*Description of the task*: Give back the full listing verbatim, apart from its images.

*Data provided*:

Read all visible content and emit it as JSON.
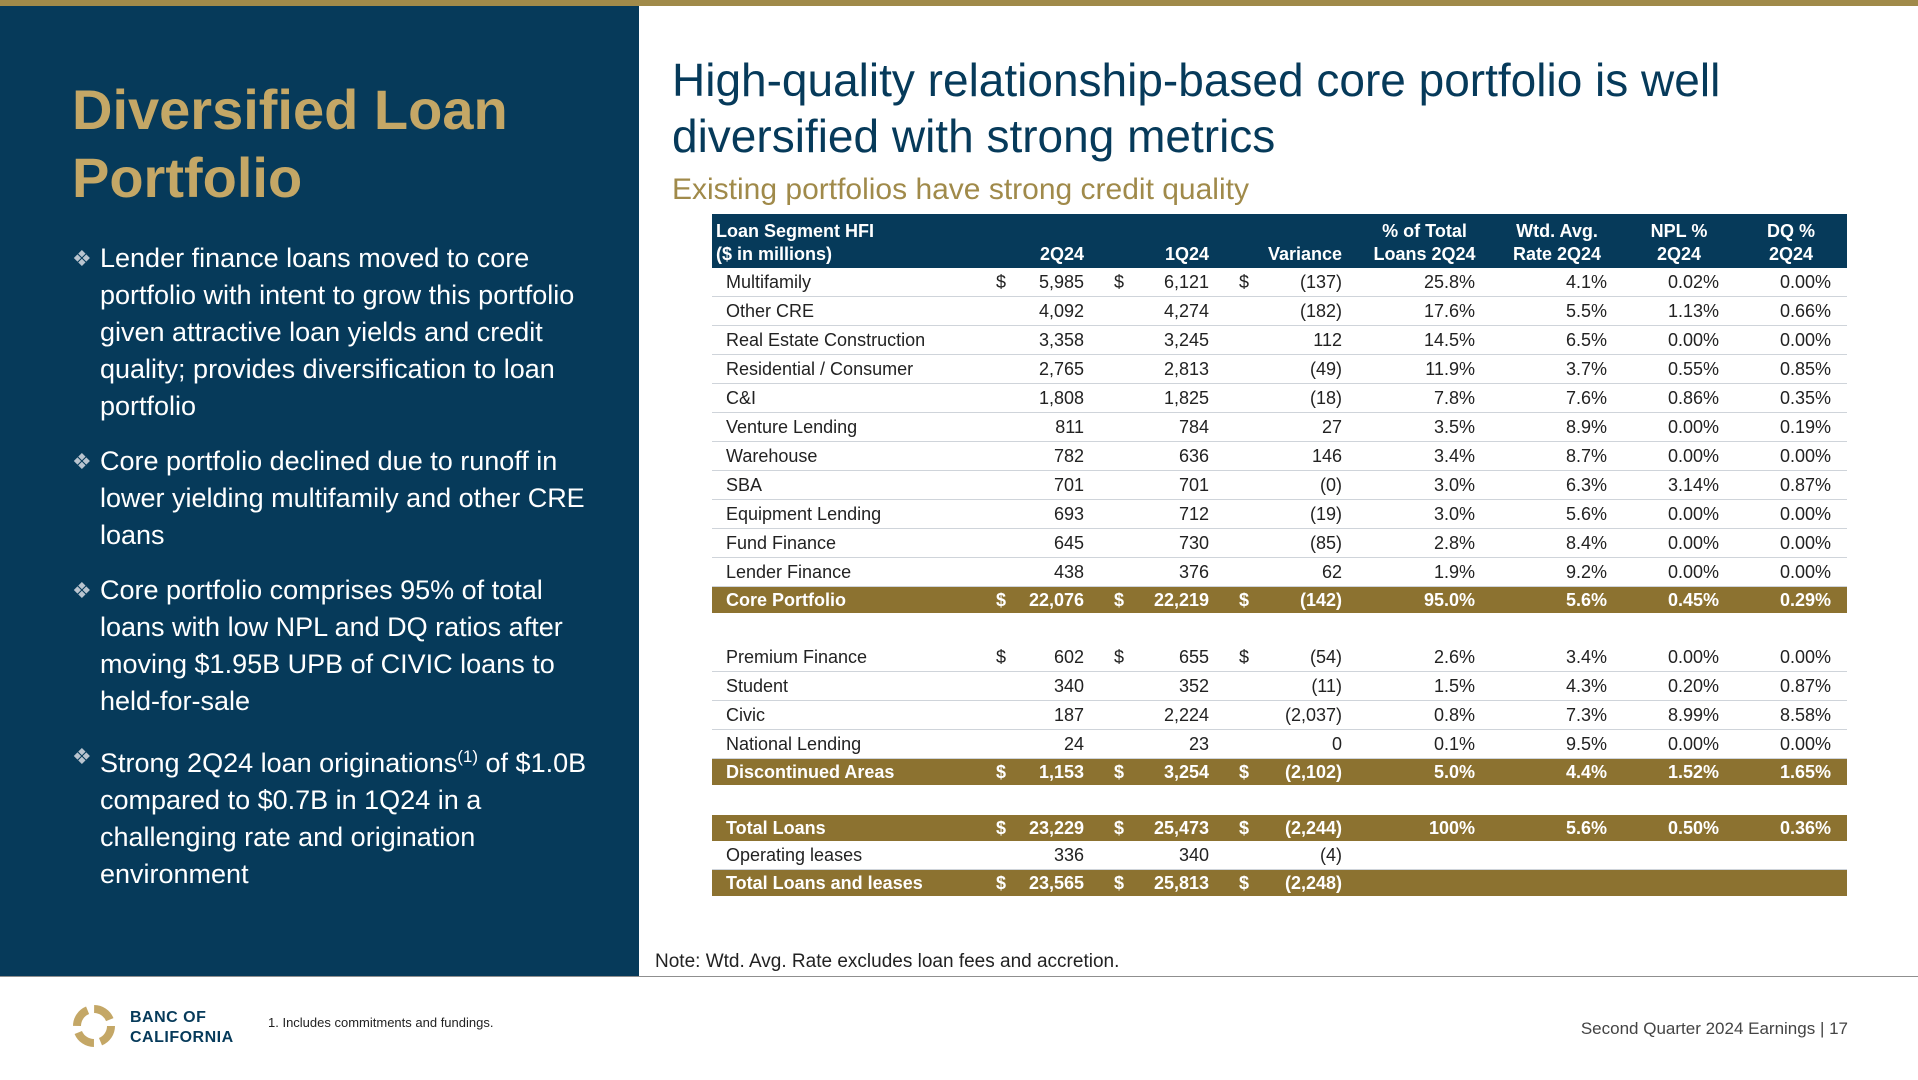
{
  "left_title": "Diversified Loan Portfolio",
  "bullets": [
    {
      "text": "Lender finance loans moved to core portfolio with intent to grow this portfolio given attractive loan yields and credit quality; provides diversification to loan portfolio"
    },
    {
      "text": "Core portfolio declined due to runoff in lower yielding multifamily and other CRE loans"
    },
    {
      "text": "Core portfolio comprises 95% of total loans with low NPL and DQ ratios after moving $1.95B UPB of CIVIC loans to held-for-sale"
    },
    {
      "pre": "Strong 2Q24 loan originations",
      "sup": "(1)",
      "post": " of $1.0B compared to $0.7B in 1Q24 in a challenging rate and origination environment"
    }
  ],
  "headline": "High-quality relationship-based core portfolio is well diversified with strong metrics",
  "subhead": "Existing portfolios have strong credit quality",
  "table": {
    "headers": {
      "segment_l1": "Loan Segment HFI",
      "segment_l2": "($ in millions)",
      "q2": "2Q24",
      "q1": "1Q24",
      "variance": "Variance",
      "pct_l1": "% of Total",
      "pct_l2": "Loans 2Q24",
      "rate_l1": "Wtd. Avg.",
      "rate_l2": "Rate 2Q24",
      "npl_l1": "NPL %",
      "npl_l2": "2Q24",
      "dq_l1": "DQ %",
      "dq_l2": "2Q24"
    },
    "currency_symbol": "$",
    "core_rows": [
      {
        "name": "Multifamily",
        "q2": "5,985",
        "q1": "6,121",
        "var": "(137)",
        "pct": "25.8%",
        "rate": "4.1%",
        "npl": "0.02%",
        "dq": "0.00%"
      },
      {
        "name": "Other CRE",
        "q2": "4,092",
        "q1": "4,274",
        "var": "(182)",
        "pct": "17.6%",
        "rate": "5.5%",
        "npl": "1.13%",
        "dq": "0.66%"
      },
      {
        "name": "Real Estate Construction",
        "q2": "3,358",
        "q1": "3,245",
        "var": "112",
        "pct": "14.5%",
        "rate": "6.5%",
        "npl": "0.00%",
        "dq": "0.00%"
      },
      {
        "name": "Residential / Consumer",
        "q2": "2,765",
        "q1": "2,813",
        "var": "(49)",
        "pct": "11.9%",
        "rate": "3.7%",
        "npl": "0.55%",
        "dq": "0.85%"
      },
      {
        "name": "C&I",
        "q2": "1,808",
        "q1": "1,825",
        "var": "(18)",
        "pct": "7.8%",
        "rate": "7.6%",
        "npl": "0.86%",
        "dq": "0.35%"
      },
      {
        "name": "Venture Lending",
        "q2": "811",
        "q1": "784",
        "var": "27",
        "pct": "3.5%",
        "rate": "8.9%",
        "npl": "0.00%",
        "dq": "0.19%"
      },
      {
        "name": "Warehouse",
        "q2": "782",
        "q1": "636",
        "var": "146",
        "pct": "3.4%",
        "rate": "8.7%",
        "npl": "0.00%",
        "dq": "0.00%"
      },
      {
        "name": "SBA",
        "q2": "701",
        "q1": "701",
        "var": "(0)",
        "pct": "3.0%",
        "rate": "6.3%",
        "npl": "3.14%",
        "dq": "0.87%"
      },
      {
        "name": "Equipment Lending",
        "q2": "693",
        "q1": "712",
        "var": "(19)",
        "pct": "3.0%",
        "rate": "5.6%",
        "npl": "0.00%",
        "dq": "0.00%"
      },
      {
        "name": "Fund Finance",
        "q2": "645",
        "q1": "730",
        "var": "(85)",
        "pct": "2.8%",
        "rate": "8.4%",
        "npl": "0.00%",
        "dq": "0.00%"
      },
      {
        "name": "Lender Finance",
        "q2": "438",
        "q1": "376",
        "var": "62",
        "pct": "1.9%",
        "rate": "9.2%",
        "npl": "0.00%",
        "dq": "0.00%"
      }
    ],
    "core_total": {
      "name": "Core Portfolio",
      "q2": "22,076",
      "q1": "22,219",
      "var": "(142)",
      "pct": "95.0%",
      "rate": "5.6%",
      "npl": "0.45%",
      "dq": "0.29%"
    },
    "disc_rows": [
      {
        "name": "Premium Finance",
        "q2": "602",
        "q1": "655",
        "var": "(54)",
        "pct": "2.6%",
        "rate": "3.4%",
        "npl": "0.00%",
        "dq": "0.00%"
      },
      {
        "name": "Student",
        "q2": "340",
        "q1": "352",
        "var": "(11)",
        "pct": "1.5%",
        "rate": "4.3%",
        "npl": "0.20%",
        "dq": "0.87%"
      },
      {
        "name": "Civic",
        "q2": "187",
        "q1": "2,224",
        "var": "(2,037)",
        "pct": "0.8%",
        "rate": "7.3%",
        "npl": "8.99%",
        "dq": "8.58%"
      },
      {
        "name": "National Lending",
        "q2": "24",
        "q1": "23",
        "var": "0",
        "pct": "0.1%",
        "rate": "9.5%",
        "npl": "0.00%",
        "dq": "0.00%"
      }
    ],
    "disc_total": {
      "name": "Discontinued Areas",
      "q2": "1,153",
      "q1": "3,254",
      "var": "(2,102)",
      "pct": "5.0%",
      "rate": "4.4%",
      "npl": "1.52%",
      "dq": "1.65%"
    },
    "total_loans": {
      "name": "Total Loans",
      "q2": "23,229",
      "q1": "25,473",
      "var": "(2,244)",
      "pct": "100%",
      "rate": "5.6%",
      "npl": "0.50%",
      "dq": "0.36%"
    },
    "operating_leases": {
      "name": "Operating leases",
      "q2": "336",
      "q1": "340",
      "var": "(4)"
    },
    "total_leases": {
      "name": "Total Loans and leases",
      "q2": "23,565",
      "q1": "25,813",
      "var": "(2,248)"
    }
  },
  "note": "Note: Wtd. Avg. Rate excludes loan fees and accretion.",
  "logo_text_l1": "BANC OF",
  "logo_text_l2": "CALIFORNIA",
  "footnote": "1.  Includes commitments and fundings.",
  "footer_right": "Second Quarter 2024 Earnings |  17",
  "colors": {
    "navy": "#063a5a",
    "gold": "#c4a766",
    "bar_gold": "#8c7230"
  }
}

*Exercise response*:
Read all visible content and emit it as JSON.
{
  "left_title": "Diversified Loan Portfolio",
  "bullets": [
    {
      "text": "Lender finance loans moved to core portfolio with intent to grow this portfolio given attractive loan yields and credit quality; provides diversification to loan portfolio"
    },
    {
      "text": "Core portfolio declined due to runoff in lower yielding multifamily and other CRE loans"
    },
    {
      "text": "Core portfolio comprises 95% of total loans with low NPL and DQ ratios after moving $1.95B UPB of CIVIC loans to held-for-sale"
    },
    {
      "pre": "Strong 2Q24 loan originations",
      "sup": "(1)",
      "post": " of $1.0B compared to $0.7B in 1Q24 in a challenging rate and origination environment"
    }
  ],
  "headline": "High-quality relationship-based core portfolio is well diversified with strong metrics",
  "subhead": "Existing portfolios have strong credit quality",
  "table": {
    "headers": {
      "segment_l1": "Loan Segment HFI",
      "segment_l2": "($ in millions)",
      "q2": "2Q24",
      "q1": "1Q24",
      "variance": "Variance",
      "pct_l1": "% of Total",
      "pct_l2": "Loans 2Q24",
      "rate_l1": "Wtd. Avg.",
      "rate_l2": "Rate 2Q24",
      "npl_l1": "NPL %",
      "npl_l2": "2Q24",
      "dq_l1": "DQ %",
      "dq_l2": "2Q24"
    },
    "currency_symbol": "$",
    "core_rows": [
      {
        "name": "Multifamily",
        "q2": "5,985",
        "q1": "6,121",
        "var": "(137)",
        "pct": "25.8%",
        "rate": "4.1%",
        "npl": "0.02%",
        "dq": "0.00%"
      },
      {
        "name": "Other CRE",
        "q2": "4,092",
        "q1": "4,274",
        "var": "(182)",
        "pct": "17.6%",
        "rate": "5.5%",
        "npl": "1.13%",
        "dq": "0.66%"
      },
      {
        "name": "Real Estate Construction",
        "q2": "3,358",
        "q1": "3,245",
        "var": "112",
        "pct": "14.5%",
        "rate": "6.5%",
        "npl": "0.00%",
        "dq": "0.00%"
      },
      {
        "name": "Residential / Consumer",
        "q2": "2,765",
        "q1": "2,813",
        "var": "(49)",
        "pct": "11.9%",
        "rate": "3.7%",
        "npl": "0.55%",
        "dq": "0.85%"
      },
      {
        "name": "C&I",
        "q2": "1,808",
        "q1": "1,825",
        "var": "(18)",
        "pct": "7.8%",
        "rate": "7.6%",
        "npl": "0.86%",
        "dq": "0.35%"
      },
      {
        "name": "Venture Lending",
        "q2": "811",
        "q1": "784",
        "var": "27",
        "pct": "3.5%",
        "rate": "8.9%",
        "npl": "0.00%",
        "dq": "0.19%"
      },
      {
        "name": "Warehouse",
        "q2": "782",
        "q1": "636",
        "var": "146",
        "pct": "3.4%",
        "rate": "8.7%",
        "npl": "0.00%",
        "dq": "0.00%"
      },
      {
        "name": "SBA",
        "q2": "701",
        "q1": "701",
        "var": "(0)",
        "pct": "3.0%",
        "rate": "6.3%",
        "npl": "3.14%",
        "dq": "0.87%"
      },
      {
        "name": "Equipment Lending",
        "q2": "693",
        "q1": "712",
        "var": "(19)",
        "pct": "3.0%",
        "rate": "5.6%",
        "npl": "0.00%",
        "dq": "0.00%"
      },
      {
        "name": "Fund Finance",
        "q2": "645",
        "q1": "730",
        "var": "(85)",
        "pct": "2.8%",
        "rate": "8.4%",
        "npl": "0.00%",
        "dq": "0.00%"
      },
      {
        "name": "Lender Finance",
        "q2": "438",
        "q1": "376",
        "var": "62",
        "pct": "1.9%",
        "rate": "9.2%",
        "npl": "0.00%",
        "dq": "0.00%"
      }
    ],
    "core_total": {
      "name": "Core Portfolio",
      "q2": "22,076",
      "q1": "22,219",
      "var": "(142)",
      "pct": "95.0%",
      "rate": "5.6%",
      "npl": "0.45%",
      "dq": "0.29%"
    },
    "disc_rows": [
      {
        "name": "Premium Finance",
        "q2": "602",
        "q1": "655",
        "var": "(54)",
        "pct": "2.6%",
        "rate": "3.4%",
        "npl": "0.00%",
        "dq": "0.00%"
      },
      {
        "name": "Student",
        "q2": "340",
        "q1": "352",
        "var": "(11)",
        "pct": "1.5%",
        "rate": "4.3%",
        "npl": "0.20%",
        "dq": "0.87%"
      },
      {
        "name": "Civic",
        "q2": "187",
        "q1": "2,224",
        "var": "(2,037)",
        "pct": "0.8%",
        "rate": "7.3%",
        "npl": "8.99%",
        "dq": "8.58%"
      },
      {
        "name": "National Lending",
        "q2": "24",
        "q1": "23",
        "var": "0",
        "pct": "0.1%",
        "rate": "9.5%",
        "npl": "0.00%",
        "dq": "0.00%"
      }
    ],
    "disc_total": {
      "name": "Discontinued Areas",
      "q2": "1,153",
      "q1": "3,254",
      "var": "(2,102)",
      "pct": "5.0%",
      "rate": "4.4%",
      "npl": "1.52%",
      "dq": "1.65%"
    },
    "total_loans": {
      "name": "Total Loans",
      "q2": "23,229",
      "q1": "25,473",
      "var": "(2,244)",
      "pct": "100%",
      "rate": "5.6%",
      "npl": "0.50%",
      "dq": "0.36%"
    },
    "operating_leases": {
      "name": "Operating leases",
      "q2": "336",
      "q1": "340",
      "var": "(4)"
    },
    "total_leases": {
      "name": "Total Loans and leases",
      "q2": "23,565",
      "q1": "25,813",
      "var": "(2,248)"
    }
  },
  "note": "Note: Wtd. Avg. Rate excludes loan fees and accretion.",
  "logo_text_l1": "BANC OF",
  "logo_text_l2": "CALIFORNIA",
  "footnote": "1.  Includes commitments and fundings.",
  "footer_right": "Second Quarter 2024 Earnings |  17",
  "colors": {
    "navy": "#063a5a",
    "gold": "#c4a766",
    "bar_gold": "#8c7230"
  }
}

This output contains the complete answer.